◆ **Goal**
Your task is to gather the lines below that hold the string "structure".

◆ **Given records**
━━━━━━━━━━━━━━━━━━━━━━━━━━━━━━
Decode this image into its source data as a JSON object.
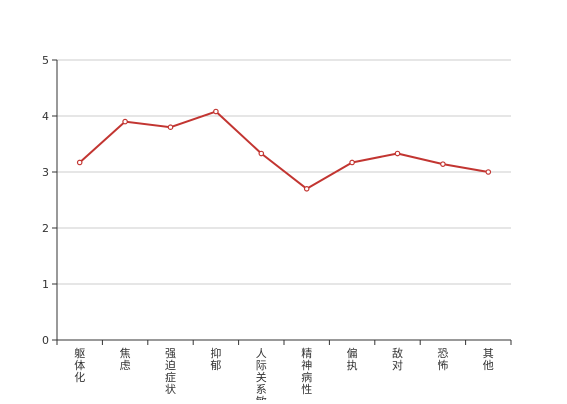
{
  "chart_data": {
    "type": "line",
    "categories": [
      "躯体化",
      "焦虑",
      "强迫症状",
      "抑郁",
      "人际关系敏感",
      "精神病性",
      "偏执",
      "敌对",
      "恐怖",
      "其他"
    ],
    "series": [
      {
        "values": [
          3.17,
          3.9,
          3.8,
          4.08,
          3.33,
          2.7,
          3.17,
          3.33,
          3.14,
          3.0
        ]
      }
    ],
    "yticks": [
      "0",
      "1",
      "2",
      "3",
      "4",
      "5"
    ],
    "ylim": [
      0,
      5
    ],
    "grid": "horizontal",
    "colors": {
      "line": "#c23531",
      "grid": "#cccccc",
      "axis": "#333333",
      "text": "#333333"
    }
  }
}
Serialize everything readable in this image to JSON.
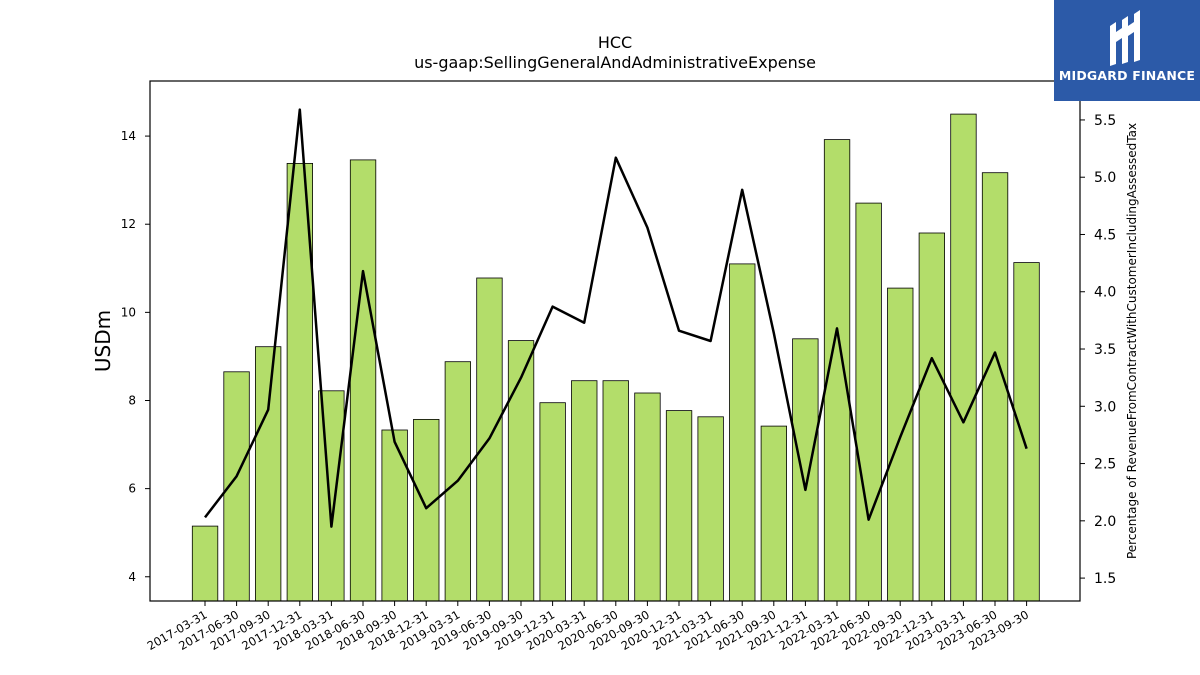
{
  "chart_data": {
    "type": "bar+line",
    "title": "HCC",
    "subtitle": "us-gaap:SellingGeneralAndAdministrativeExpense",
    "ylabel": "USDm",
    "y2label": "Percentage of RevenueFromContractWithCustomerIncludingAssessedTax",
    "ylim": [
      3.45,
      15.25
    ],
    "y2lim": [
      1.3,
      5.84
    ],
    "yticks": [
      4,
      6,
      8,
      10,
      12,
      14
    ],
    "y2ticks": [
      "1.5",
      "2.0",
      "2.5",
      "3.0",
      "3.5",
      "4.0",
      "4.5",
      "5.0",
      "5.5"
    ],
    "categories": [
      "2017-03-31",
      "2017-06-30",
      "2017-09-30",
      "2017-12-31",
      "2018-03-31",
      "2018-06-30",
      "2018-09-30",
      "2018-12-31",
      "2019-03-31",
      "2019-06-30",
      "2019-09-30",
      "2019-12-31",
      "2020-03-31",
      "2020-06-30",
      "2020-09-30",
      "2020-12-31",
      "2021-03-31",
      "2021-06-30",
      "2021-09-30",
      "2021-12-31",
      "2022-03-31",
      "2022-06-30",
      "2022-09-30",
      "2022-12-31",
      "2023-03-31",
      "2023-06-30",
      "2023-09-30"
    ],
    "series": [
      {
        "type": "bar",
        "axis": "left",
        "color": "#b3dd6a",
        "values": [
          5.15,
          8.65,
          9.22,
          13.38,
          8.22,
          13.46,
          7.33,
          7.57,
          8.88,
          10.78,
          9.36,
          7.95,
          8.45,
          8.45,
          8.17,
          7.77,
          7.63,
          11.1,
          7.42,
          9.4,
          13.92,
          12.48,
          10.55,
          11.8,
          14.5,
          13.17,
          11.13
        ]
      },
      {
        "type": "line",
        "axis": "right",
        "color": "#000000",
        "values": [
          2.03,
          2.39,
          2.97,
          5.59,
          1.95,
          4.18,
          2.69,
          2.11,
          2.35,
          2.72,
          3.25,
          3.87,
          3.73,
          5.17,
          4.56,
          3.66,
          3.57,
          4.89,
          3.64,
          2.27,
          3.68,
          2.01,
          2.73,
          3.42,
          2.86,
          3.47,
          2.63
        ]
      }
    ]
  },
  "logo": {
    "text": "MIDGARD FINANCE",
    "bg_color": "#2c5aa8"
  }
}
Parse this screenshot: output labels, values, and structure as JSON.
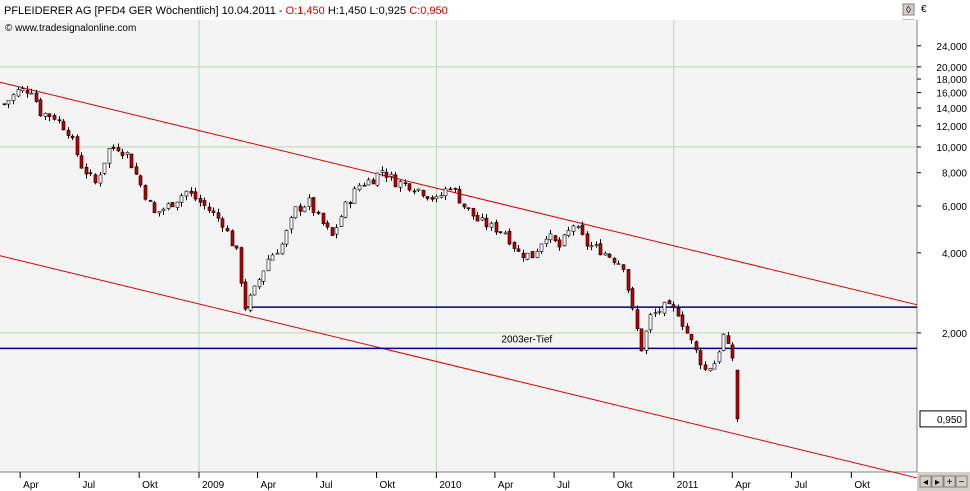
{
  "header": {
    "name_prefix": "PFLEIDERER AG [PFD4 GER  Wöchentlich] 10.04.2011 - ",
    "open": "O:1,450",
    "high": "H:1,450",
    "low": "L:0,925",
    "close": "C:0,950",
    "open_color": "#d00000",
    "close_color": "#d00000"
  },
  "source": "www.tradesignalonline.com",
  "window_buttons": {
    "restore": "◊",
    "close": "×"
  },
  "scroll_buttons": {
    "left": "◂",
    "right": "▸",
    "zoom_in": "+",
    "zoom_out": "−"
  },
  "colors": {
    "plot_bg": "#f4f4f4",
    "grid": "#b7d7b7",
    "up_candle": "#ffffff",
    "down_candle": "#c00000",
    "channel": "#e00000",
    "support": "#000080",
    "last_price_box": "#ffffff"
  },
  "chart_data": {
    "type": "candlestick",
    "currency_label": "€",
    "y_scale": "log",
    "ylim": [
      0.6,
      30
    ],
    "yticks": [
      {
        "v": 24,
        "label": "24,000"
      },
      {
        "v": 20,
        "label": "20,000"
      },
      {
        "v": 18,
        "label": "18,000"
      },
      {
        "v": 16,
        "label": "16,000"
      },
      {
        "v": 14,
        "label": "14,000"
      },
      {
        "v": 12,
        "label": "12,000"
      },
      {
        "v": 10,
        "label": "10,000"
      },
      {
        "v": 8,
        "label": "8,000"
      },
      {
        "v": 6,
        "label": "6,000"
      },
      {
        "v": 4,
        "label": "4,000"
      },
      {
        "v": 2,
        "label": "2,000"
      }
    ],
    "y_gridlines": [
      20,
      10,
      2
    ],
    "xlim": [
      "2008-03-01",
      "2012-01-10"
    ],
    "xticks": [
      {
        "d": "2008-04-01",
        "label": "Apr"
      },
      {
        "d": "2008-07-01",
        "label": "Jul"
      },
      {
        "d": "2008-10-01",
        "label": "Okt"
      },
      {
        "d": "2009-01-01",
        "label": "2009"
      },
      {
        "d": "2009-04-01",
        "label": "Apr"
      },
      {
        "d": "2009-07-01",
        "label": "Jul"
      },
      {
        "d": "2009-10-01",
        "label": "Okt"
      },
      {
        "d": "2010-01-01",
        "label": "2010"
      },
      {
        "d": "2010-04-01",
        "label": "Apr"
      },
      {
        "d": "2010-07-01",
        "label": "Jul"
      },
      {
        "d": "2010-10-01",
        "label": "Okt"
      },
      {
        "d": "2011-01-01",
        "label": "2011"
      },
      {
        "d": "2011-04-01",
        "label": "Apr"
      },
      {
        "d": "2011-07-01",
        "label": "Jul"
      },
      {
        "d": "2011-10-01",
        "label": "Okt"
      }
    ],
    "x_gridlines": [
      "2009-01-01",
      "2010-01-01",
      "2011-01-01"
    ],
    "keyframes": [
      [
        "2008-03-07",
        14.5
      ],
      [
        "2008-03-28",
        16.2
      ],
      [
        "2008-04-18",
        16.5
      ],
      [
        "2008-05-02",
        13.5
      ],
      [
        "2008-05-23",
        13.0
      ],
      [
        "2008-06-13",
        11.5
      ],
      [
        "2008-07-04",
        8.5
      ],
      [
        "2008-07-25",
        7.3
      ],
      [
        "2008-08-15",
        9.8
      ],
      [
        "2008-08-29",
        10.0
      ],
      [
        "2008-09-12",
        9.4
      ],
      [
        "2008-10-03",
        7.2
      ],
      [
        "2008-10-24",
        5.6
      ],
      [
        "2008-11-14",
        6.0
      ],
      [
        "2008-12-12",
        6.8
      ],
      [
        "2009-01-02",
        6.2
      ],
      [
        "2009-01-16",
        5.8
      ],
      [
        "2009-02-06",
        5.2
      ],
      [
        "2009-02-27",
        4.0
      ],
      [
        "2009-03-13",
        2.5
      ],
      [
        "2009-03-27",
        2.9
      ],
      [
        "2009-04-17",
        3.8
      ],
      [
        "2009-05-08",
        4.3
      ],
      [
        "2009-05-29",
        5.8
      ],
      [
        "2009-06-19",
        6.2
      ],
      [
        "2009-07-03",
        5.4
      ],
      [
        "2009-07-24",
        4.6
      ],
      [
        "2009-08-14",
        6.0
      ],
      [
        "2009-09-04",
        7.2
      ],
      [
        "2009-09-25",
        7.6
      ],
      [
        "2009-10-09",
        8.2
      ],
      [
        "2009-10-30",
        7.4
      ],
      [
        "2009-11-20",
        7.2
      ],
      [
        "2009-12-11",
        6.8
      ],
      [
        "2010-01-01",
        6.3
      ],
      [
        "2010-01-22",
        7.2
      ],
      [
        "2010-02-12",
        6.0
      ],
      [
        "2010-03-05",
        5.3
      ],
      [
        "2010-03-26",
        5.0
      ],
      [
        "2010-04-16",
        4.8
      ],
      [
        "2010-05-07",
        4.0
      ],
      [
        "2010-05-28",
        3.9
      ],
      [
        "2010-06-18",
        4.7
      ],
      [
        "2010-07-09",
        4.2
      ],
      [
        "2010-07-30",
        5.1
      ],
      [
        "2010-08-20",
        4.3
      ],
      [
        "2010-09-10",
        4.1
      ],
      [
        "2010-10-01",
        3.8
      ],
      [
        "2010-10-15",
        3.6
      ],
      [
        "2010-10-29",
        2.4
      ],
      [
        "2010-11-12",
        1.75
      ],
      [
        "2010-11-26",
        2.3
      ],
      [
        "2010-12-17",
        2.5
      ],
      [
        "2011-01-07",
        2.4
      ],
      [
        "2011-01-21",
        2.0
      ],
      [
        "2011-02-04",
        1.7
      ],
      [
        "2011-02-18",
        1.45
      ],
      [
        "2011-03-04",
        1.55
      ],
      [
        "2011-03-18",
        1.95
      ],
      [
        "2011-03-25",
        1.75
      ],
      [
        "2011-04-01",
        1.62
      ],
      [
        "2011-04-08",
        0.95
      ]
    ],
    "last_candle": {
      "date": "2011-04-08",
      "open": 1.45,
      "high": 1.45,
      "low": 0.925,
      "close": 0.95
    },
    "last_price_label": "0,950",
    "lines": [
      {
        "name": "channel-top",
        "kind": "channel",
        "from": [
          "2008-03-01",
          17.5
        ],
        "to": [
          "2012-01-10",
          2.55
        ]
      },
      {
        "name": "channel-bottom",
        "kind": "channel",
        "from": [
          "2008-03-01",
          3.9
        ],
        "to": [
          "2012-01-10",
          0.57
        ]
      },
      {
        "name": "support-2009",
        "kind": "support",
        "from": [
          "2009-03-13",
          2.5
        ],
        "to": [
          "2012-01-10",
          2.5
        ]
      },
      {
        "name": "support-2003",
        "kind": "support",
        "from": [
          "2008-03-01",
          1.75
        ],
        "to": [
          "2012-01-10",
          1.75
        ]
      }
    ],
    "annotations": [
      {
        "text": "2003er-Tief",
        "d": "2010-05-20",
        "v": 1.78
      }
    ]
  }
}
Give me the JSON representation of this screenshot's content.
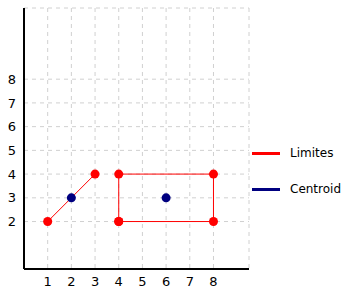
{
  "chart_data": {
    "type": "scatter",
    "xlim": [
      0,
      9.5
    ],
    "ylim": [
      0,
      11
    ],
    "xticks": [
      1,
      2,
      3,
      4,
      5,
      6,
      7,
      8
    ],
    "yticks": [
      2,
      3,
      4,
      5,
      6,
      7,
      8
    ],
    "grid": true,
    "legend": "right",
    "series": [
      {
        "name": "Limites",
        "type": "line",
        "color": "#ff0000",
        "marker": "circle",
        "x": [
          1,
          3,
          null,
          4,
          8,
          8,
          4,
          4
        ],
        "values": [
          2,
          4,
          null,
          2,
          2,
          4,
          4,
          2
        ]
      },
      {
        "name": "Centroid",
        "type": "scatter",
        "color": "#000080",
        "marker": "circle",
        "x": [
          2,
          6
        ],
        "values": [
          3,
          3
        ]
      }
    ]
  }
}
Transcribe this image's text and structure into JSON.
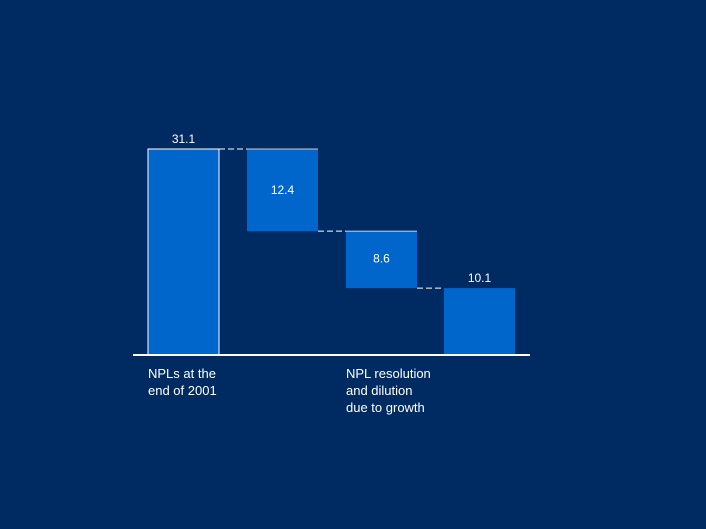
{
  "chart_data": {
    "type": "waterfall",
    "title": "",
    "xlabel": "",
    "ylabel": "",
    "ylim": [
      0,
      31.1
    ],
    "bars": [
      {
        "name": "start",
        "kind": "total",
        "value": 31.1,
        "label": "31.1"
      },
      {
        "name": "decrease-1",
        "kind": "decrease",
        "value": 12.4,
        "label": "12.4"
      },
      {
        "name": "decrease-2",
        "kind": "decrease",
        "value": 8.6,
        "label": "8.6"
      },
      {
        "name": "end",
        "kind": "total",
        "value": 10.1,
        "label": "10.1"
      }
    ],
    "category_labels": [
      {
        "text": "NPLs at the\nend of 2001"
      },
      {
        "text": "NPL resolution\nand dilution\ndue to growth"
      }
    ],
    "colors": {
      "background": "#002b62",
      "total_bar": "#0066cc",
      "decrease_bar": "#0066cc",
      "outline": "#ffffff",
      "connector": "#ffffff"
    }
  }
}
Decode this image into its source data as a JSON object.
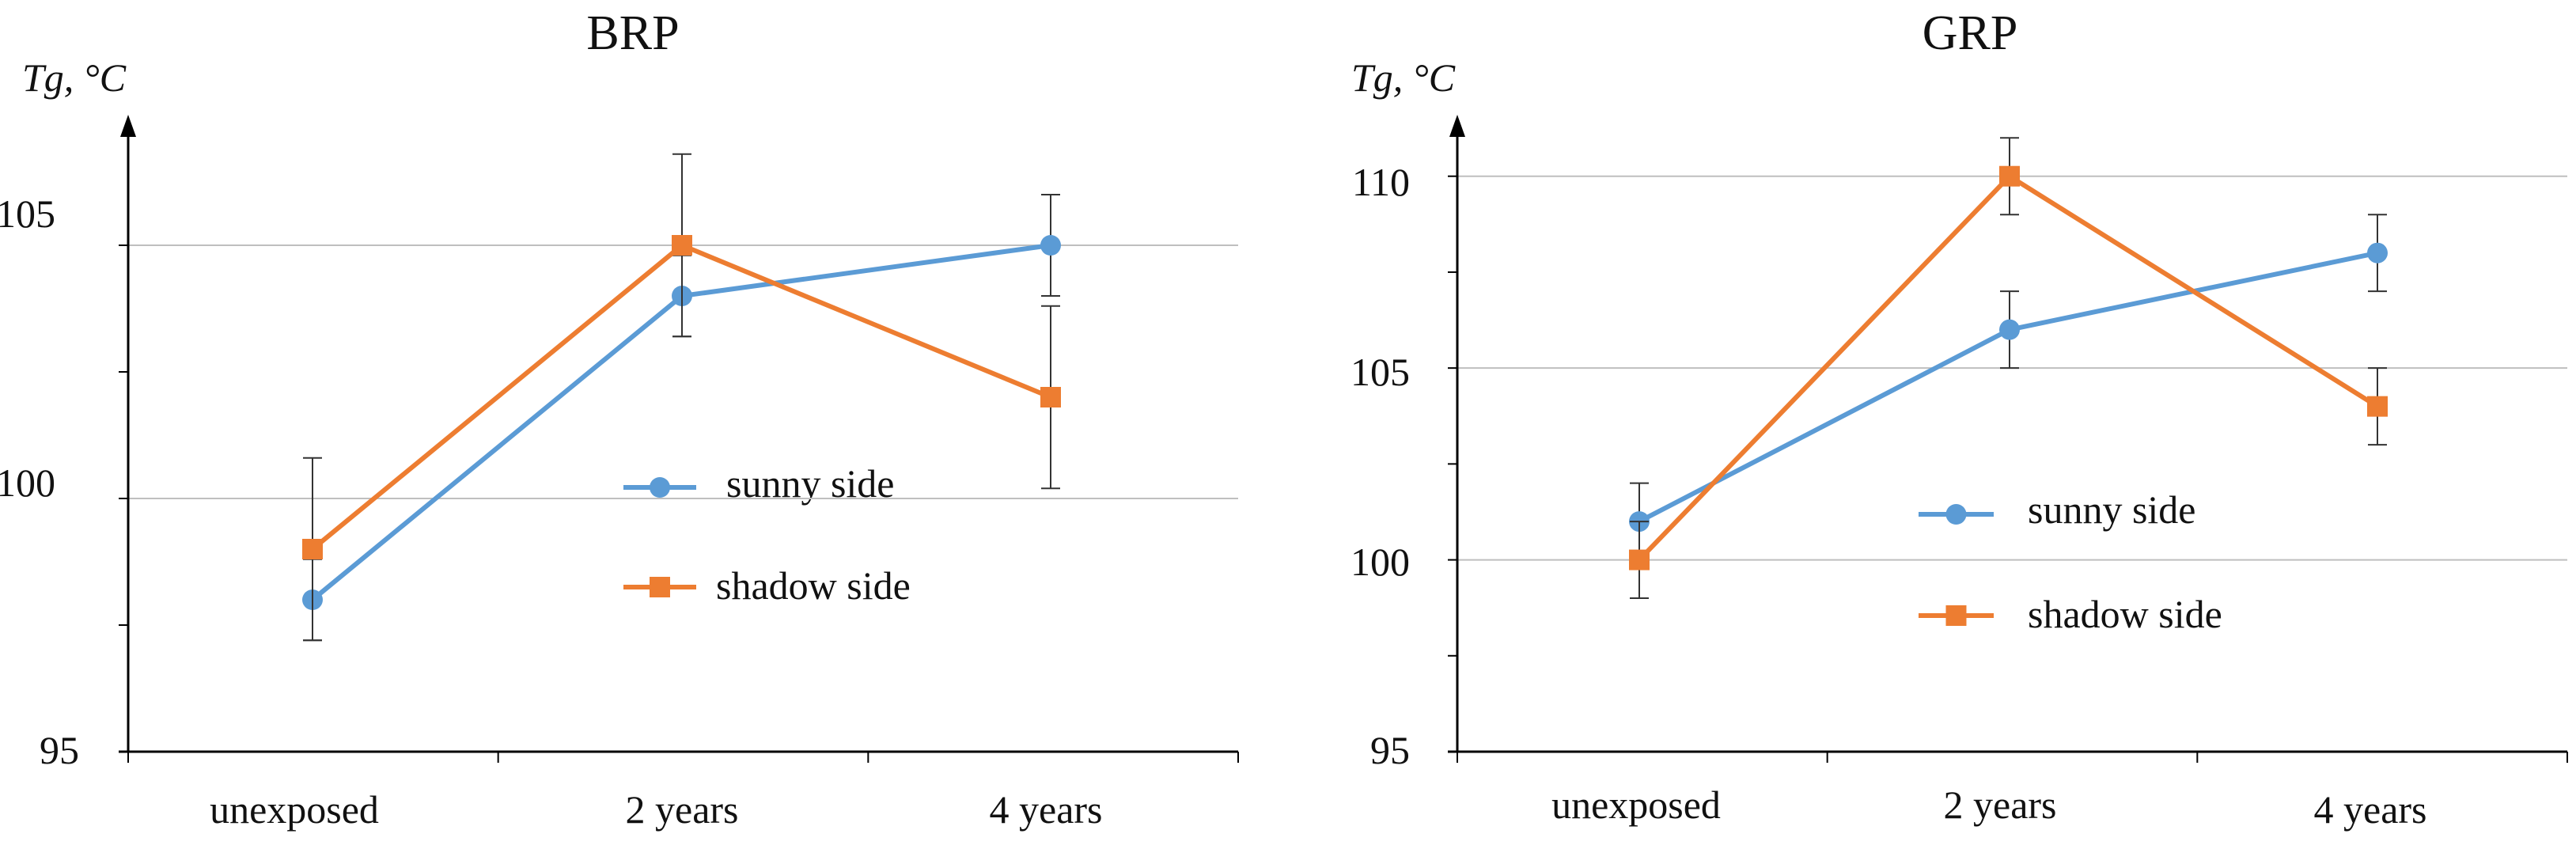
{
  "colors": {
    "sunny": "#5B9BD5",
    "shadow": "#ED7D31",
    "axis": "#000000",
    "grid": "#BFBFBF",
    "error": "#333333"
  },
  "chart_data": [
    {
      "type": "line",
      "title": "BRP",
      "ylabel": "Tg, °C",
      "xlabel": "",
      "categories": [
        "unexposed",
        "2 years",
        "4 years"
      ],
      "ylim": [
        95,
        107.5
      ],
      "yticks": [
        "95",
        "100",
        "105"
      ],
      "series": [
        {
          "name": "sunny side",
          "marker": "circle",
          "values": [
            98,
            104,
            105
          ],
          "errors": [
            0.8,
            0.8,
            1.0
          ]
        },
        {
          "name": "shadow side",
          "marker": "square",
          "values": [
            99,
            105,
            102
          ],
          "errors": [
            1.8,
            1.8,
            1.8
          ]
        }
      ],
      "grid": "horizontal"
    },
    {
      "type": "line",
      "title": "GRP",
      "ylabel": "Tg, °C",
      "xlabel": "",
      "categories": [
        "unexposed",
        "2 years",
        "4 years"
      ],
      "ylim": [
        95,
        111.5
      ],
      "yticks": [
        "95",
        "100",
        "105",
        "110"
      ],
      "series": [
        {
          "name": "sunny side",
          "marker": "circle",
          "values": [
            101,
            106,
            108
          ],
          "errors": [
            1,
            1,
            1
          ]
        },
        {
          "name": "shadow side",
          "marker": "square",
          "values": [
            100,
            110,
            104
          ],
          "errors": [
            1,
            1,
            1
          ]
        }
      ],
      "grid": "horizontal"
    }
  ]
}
━━━━━━━━━━━━━━━━━━━━━━━━━━━━━━
◆ **Solved problem**
Parse this screenshot: output labels, values, and structure as JSON.
Transcribe this image's text and structure into JSON.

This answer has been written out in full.